— Begin MATERIAL PROVIDED —

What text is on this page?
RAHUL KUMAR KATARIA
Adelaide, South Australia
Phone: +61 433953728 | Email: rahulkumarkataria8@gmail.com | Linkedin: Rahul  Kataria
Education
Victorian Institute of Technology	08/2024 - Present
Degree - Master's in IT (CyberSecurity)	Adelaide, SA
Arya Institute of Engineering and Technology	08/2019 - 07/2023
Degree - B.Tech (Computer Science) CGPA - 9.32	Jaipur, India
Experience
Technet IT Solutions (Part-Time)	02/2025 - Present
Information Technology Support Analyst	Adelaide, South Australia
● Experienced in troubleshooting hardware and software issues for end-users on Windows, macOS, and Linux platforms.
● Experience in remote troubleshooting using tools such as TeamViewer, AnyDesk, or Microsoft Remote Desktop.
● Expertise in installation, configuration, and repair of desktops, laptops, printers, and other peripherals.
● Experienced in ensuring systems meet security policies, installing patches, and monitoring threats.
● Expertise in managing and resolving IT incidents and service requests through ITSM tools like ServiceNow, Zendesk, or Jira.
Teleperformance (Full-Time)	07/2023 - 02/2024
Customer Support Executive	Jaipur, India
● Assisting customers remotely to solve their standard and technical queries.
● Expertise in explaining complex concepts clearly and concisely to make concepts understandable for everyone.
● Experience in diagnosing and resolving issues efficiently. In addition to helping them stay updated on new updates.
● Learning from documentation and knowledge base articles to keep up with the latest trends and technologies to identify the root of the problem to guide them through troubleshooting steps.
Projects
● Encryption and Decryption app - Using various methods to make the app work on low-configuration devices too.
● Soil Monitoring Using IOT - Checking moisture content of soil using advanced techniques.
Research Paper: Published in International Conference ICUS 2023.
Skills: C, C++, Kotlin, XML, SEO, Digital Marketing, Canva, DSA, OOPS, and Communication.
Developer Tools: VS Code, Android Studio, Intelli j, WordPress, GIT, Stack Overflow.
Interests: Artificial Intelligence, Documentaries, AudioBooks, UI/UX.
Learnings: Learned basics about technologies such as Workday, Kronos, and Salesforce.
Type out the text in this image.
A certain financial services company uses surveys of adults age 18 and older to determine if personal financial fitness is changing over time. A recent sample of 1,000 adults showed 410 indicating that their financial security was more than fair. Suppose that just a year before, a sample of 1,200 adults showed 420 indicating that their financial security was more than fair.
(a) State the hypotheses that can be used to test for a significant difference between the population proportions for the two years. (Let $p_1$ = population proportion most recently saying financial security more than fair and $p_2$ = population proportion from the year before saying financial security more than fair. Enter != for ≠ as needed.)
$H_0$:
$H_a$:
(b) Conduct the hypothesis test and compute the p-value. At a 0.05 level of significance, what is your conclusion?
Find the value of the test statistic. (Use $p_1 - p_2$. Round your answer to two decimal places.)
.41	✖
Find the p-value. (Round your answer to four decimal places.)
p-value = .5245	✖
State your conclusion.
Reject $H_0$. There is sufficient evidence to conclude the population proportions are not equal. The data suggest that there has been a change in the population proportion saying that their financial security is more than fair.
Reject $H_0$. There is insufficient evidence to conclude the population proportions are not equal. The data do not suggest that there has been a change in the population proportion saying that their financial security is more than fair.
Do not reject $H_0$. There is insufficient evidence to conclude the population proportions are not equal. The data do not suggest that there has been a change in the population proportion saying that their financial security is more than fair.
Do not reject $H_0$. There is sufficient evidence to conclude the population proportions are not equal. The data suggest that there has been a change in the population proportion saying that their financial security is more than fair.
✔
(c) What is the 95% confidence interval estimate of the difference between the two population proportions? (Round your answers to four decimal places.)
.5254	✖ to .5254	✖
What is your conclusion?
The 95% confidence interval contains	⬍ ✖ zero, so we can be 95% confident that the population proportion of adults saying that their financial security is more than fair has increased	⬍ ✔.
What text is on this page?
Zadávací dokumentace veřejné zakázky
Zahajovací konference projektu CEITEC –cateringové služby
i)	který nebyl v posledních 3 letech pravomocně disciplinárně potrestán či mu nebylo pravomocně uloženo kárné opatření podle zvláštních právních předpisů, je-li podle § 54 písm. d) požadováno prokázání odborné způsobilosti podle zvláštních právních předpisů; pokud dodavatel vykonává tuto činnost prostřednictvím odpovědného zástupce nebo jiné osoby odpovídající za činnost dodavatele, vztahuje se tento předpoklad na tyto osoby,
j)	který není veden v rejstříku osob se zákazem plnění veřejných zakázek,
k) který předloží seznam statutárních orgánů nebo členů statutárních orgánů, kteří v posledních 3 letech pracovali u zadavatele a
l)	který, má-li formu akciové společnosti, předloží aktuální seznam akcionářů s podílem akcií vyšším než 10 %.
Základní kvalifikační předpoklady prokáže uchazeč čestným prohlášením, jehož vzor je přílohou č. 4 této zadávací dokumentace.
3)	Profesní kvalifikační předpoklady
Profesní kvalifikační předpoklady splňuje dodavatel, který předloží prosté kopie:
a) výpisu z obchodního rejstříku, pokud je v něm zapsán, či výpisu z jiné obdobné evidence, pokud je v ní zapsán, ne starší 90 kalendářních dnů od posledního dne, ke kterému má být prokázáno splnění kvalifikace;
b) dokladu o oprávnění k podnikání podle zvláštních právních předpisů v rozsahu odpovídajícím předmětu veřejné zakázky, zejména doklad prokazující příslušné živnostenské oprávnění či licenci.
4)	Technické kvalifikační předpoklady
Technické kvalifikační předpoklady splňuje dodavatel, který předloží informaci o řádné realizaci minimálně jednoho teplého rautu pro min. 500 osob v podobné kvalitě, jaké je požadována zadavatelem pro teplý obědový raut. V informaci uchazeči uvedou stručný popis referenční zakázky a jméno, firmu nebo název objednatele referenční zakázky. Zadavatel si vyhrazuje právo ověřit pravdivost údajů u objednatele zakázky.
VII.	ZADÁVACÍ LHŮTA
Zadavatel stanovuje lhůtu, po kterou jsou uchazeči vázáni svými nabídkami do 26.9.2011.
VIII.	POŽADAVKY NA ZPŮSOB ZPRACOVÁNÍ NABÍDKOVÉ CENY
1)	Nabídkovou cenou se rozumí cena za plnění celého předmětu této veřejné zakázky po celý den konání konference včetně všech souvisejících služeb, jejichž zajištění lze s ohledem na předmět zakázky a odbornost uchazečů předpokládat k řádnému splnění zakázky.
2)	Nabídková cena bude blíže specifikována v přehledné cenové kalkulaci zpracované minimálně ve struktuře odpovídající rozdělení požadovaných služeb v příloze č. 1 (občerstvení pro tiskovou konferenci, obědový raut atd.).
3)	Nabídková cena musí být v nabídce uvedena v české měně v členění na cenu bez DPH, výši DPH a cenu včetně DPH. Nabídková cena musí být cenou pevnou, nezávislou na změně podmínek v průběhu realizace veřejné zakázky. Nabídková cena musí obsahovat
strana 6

— End MATERIAL PROVIDED —

- [WHAT TO PRODUCE] Make a list of all lines in the data that contain "conclusion".

- [CORRECT RESPONSE]
(b) Conduct the hypothesis test and compute the p-value. At a 0.05 level of significance, what is your conclusion?
State your conclusion.
What is your conclusion?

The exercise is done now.